[Problem to solve] All records below must be retyped exactly.

[Provided data]
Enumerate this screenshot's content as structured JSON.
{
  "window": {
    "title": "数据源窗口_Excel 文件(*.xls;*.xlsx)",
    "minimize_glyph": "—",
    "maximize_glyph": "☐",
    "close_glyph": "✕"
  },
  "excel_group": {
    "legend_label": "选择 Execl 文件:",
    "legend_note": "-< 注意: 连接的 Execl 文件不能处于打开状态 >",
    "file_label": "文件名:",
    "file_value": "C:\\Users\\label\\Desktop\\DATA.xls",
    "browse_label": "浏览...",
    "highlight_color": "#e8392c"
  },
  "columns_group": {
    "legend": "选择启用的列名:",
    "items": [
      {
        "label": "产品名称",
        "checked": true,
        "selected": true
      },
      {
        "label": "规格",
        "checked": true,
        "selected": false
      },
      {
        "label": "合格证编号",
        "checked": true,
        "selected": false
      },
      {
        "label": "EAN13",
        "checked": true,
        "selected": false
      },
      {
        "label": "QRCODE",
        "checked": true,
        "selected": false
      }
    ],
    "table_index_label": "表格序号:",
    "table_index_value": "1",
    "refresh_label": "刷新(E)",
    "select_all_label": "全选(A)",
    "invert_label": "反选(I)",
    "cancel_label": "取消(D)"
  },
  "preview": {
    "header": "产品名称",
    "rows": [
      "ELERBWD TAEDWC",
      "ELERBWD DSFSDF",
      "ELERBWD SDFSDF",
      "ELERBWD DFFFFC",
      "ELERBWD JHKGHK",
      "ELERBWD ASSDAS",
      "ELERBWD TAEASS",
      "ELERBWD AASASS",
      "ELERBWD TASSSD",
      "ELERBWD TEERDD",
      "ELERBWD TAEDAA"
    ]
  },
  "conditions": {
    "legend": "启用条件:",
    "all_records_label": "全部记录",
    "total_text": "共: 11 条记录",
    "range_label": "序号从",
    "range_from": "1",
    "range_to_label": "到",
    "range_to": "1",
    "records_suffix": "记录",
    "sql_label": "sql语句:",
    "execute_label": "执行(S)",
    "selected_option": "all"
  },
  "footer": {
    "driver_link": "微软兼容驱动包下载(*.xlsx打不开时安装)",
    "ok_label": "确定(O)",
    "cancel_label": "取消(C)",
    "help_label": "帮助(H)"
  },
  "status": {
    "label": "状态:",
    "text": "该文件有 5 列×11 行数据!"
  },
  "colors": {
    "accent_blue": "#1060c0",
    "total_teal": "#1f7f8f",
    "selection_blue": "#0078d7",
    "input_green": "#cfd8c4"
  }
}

[Output for this task]
Enumerate this screenshot's content as structured JSON.
{
  "window": {
    "title": "数据源窗口_Excel 文件(*.xls;*.xlsx)",
    "minimize_glyph": "—",
    "maximize_glyph": "☐",
    "close_glyph": "✕"
  },
  "excel_group": {
    "legend_label": "选择 Execl 文件:",
    "legend_note": "-< 注意: 连接的 Execl 文件不能处于打开状态 >",
    "file_label": "文件名:",
    "file_value": "C:\\Users\\label\\Desktop\\DATA.xls",
    "browse_label": "浏览...",
    "highlight_color": "#e8392c"
  },
  "columns_group": {
    "legend": "选择启用的列名:",
    "items": [
      {
        "label": "产品名称",
        "checked": true,
        "selected": true
      },
      {
        "label": "规格",
        "checked": true,
        "selected": false
      },
      {
        "label": "合格证编号",
        "checked": true,
        "selected": false
      },
      {
        "label": "EAN13",
        "checked": true,
        "selected": false
      },
      {
        "label": "QRCODE",
        "checked": true,
        "selected": false
      }
    ],
    "table_index_label": "表格序号:",
    "table_index_value": "1",
    "refresh_label": "刷新(E)",
    "select_all_label": "全选(A)",
    "invert_label": "反选(I)",
    "cancel_label": "取消(D)"
  },
  "preview": {
    "header": "产品名称",
    "rows": [
      "ELERBWD TAEDWC",
      "ELERBWD DSFSDF",
      "ELERBWD SDFSDF",
      "ELERBWD DFFFFC",
      "ELERBWD JHKGHK",
      "ELERBWD ASSDAS",
      "ELERBWD TAEASS",
      "ELERBWD AASASS",
      "ELERBWD TASSSD",
      "ELERBWD TEERDD",
      "ELERBWD TAEDAA"
    ]
  },
  "conditions": {
    "legend": "启用条件:",
    "all_records_label": "全部记录",
    "total_text": "共: 11 条记录",
    "range_label": "序号从",
    "range_from": "1",
    "range_to_label": "到",
    "range_to": "1",
    "records_suffix": "记录",
    "sql_label": "sql语句:",
    "execute_label": "执行(S)",
    "selected_option": "all"
  },
  "footer": {
    "driver_link": "微软兼容驱动包下载(*.xlsx打不开时安装)",
    "ok_label": "确定(O)",
    "cancel_label": "取消(C)",
    "help_label": "帮助(H)"
  },
  "status": {
    "label": "状态:",
    "text": "该文件有 5 列×11 行数据!"
  },
  "colors": {
    "accent_blue": "#1060c0",
    "total_teal": "#1f7f8f",
    "selection_blue": "#0078d7",
    "input_green": "#cfd8c4"
  }
}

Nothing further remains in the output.